Stated problem - Print all the records exactly, please.

Stored dataset items -
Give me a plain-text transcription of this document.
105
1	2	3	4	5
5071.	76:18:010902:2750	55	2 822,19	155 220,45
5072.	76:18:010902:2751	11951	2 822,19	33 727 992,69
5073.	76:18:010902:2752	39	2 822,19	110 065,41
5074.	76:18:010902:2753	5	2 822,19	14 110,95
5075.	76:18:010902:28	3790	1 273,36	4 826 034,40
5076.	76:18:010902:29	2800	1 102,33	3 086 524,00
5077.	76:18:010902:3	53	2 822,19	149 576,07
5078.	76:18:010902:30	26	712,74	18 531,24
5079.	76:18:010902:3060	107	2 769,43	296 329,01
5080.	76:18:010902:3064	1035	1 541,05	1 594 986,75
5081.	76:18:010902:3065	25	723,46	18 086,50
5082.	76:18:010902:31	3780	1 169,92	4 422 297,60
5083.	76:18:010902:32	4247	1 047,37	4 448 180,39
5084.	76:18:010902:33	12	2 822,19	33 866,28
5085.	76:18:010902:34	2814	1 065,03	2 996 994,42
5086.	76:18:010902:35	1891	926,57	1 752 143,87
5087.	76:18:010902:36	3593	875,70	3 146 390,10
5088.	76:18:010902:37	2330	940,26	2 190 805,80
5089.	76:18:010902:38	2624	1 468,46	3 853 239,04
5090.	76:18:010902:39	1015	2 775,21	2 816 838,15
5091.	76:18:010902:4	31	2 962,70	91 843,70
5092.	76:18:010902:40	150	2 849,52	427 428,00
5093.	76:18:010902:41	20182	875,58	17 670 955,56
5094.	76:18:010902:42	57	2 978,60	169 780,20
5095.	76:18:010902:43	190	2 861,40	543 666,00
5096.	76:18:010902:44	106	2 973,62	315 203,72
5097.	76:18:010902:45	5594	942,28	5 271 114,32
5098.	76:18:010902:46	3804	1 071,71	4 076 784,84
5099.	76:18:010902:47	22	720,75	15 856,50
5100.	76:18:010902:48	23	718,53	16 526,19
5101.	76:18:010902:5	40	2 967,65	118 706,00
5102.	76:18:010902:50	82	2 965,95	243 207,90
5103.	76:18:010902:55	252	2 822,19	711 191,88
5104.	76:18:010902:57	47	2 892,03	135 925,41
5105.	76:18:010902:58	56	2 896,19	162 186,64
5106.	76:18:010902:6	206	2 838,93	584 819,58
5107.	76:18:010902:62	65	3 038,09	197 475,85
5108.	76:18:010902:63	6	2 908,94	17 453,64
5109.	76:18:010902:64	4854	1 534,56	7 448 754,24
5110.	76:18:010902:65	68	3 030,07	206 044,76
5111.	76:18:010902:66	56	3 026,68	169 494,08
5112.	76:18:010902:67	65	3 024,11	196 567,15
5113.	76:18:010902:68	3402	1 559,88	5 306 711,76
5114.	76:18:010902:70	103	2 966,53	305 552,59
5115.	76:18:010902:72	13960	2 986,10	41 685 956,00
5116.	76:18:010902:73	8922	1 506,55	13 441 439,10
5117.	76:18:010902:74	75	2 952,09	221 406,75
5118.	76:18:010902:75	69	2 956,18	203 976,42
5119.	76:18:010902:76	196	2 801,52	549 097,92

Answer in full -
Give me a plain-text transcription of this document.
105
1	2	3	4	5
5071.	76:18:010902:2750	55	2 822,19	155 220,45
5072.	76:18:010902:2751	11951	2 822,19	33 727 992,69
5073.	76:18:010902:2752	39	2 822,19	110 065,41
5074.	76:18:010902:2753	5	2 822,19	14 110,95
5075.	76:18:010902:28	3790	1 273,36	4 826 034,40
5076.	76:18:010902:29	2800	1 102,33	3 086 524,00
5077.	76:18:010902:3	53	2 822,19	149 576,07
5078.	76:18:010902:30	26	712,74	18 531,24
5079.	76:18:010902:3060	107	2 769,43	296 329,01
5080.	76:18:010902:3064	1035	1 541,05	1 594 986,75
5081.	76:18:010902:3065	25	723,46	18 086,50
5082.	76:18:010902:31	3780	1 169,92	4 422 297,60
5083.	76:18:010902:32	4247	1 047,37	4 448 180,39
5084.	76:18:010902:33	12	2 822,19	33 866,28
5085.	76:18:010902:34	2814	1 065,03	2 996 994,42
5086.	76:18:010902:35	1891	926,57	1 752 143,87
5087.	76:18:010902:36	3593	875,70	3 146 390,10
5088.	76:18:010902:37	2330	940,26	2 190 805,80
5089.	76:18:010902:38	2624	1 468,46	3 853 239,04
5090.	76:18:010902:39	1015	2 775,21	2 816 838,15
5091.	76:18:010902:4	31	2 962,70	91 843,70
5092.	76:18:010902:40	150	2 849,52	427 428,00
5093.	76:18:010902:41	20182	875,58	17 670 955,56
5094.	76:18:010902:42	57	2 978,60	169 780,20
5095.	76:18:010902:43	190	2 861,40	543 666,00
5096.	76:18:010902:44	106	2 973,62	315 203,72
5097.	76:18:010902:45	5594	942,28	5 271 114,32
5098.	76:18:010902:46	3804	1 071,71	4 076 784,84
5099.	76:18:010902:47	22	720,75	15 856,50
5100.	76:18:010902:48	23	718,53	16 526,19
5101.	76:18:010902:5	40	2 967,65	118 706,00
5102.	76:18:010902:50	82	2 965,95	243 207,90
5103.	76:18:010902:55	252	2 822,19	711 191,88
5104.	76:18:010902:57	47	2 892,03	135 925,41
5105.	76:18:010902:58	56	2 896,19	162 186,64
5106.	76:18:010902:6	206	2 838,93	584 819,58
5107.	76:18:010902:62	65	3 038,09	197 475,85
5108.	76:18:010902:63	6	2 908,94	17 453,64
5109.	76:18:010902:64	4854	1 534,56	7 448 754,24
5110.	76:18:010902:65	68	3 030,07	206 044,76
5111.	76:18:010902:66	56	3 026,68	169 494,08
5112.	76:18:010902:67	65	3 024,11	196 567,15
5113.	76:18:010902:68	3402	1 559,88	5 306 711,76
5114.	76:18:010902:70	103	2 966,53	305 552,59
5115.	76:18:010902:72	13960	2 986,10	41 685 956,00
5116.	76:18:010902:73	8922	1 506,55	13 441 439,10
5117.	76:18:010902:74	75	2 952,09	221 406,75
5118.	76:18:010902:75	69	2 956,18	203 976,42
5119.	76:18:010902:76	196	2 801,52	549 097,92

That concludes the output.